## To do:
If a line in the data below includes the string "section", please return a copy of it.

►

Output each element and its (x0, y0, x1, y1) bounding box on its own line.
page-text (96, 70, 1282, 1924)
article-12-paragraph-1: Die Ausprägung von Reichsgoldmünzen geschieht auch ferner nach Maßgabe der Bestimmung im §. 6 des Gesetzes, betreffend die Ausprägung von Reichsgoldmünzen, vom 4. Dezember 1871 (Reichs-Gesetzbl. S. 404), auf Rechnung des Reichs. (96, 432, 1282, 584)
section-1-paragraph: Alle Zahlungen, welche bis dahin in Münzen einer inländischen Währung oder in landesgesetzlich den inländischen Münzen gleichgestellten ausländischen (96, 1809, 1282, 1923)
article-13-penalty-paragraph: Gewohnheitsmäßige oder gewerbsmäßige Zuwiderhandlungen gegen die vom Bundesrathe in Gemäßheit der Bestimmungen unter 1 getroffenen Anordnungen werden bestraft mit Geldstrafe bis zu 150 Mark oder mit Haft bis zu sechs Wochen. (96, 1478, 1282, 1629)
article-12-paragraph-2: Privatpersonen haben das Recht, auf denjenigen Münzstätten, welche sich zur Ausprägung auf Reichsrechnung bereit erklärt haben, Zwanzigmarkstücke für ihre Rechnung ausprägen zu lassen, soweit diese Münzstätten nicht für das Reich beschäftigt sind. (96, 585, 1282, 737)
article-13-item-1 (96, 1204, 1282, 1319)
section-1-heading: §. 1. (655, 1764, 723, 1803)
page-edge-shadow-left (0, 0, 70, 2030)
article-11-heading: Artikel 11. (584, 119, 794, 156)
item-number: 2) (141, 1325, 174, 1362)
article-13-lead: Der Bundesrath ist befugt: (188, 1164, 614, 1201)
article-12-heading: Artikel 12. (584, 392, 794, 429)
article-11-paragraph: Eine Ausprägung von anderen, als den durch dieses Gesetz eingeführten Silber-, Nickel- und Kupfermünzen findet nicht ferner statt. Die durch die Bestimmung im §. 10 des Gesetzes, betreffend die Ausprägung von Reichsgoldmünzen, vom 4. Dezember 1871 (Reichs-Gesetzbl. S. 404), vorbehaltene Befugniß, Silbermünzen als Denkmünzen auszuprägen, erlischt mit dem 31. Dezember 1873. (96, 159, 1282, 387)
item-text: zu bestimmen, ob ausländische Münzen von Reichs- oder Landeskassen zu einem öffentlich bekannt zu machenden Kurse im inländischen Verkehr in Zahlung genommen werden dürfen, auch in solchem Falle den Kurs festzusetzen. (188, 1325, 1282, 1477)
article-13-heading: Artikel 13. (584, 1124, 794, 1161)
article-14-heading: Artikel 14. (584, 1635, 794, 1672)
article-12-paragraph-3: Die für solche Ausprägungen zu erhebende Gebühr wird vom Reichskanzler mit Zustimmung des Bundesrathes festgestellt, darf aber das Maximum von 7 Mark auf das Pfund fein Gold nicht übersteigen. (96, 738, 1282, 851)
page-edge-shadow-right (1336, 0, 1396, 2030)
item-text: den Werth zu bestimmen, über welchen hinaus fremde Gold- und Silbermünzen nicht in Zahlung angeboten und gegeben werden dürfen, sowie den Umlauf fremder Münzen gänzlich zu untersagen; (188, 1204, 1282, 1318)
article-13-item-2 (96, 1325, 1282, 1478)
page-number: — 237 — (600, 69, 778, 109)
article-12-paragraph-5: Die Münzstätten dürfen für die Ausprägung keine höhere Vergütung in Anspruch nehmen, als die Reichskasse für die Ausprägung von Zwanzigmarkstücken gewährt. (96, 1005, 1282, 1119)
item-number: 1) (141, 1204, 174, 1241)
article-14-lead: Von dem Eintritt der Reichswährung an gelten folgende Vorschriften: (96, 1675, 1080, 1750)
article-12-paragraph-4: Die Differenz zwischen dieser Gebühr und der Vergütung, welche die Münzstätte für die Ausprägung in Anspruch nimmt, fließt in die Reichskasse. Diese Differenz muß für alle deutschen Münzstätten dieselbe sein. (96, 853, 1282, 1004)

◄

## Task result:
section-1-paragraph: Alle Zahlungen, welche bis dahin in Münzen einer inländischen Währung oder in landesgesetzlich den inländischen Münzen gleichgestellten ausländischen (96, 1809, 1282, 1923)
section-1-heading: §. 1. (655, 1764, 723, 1803)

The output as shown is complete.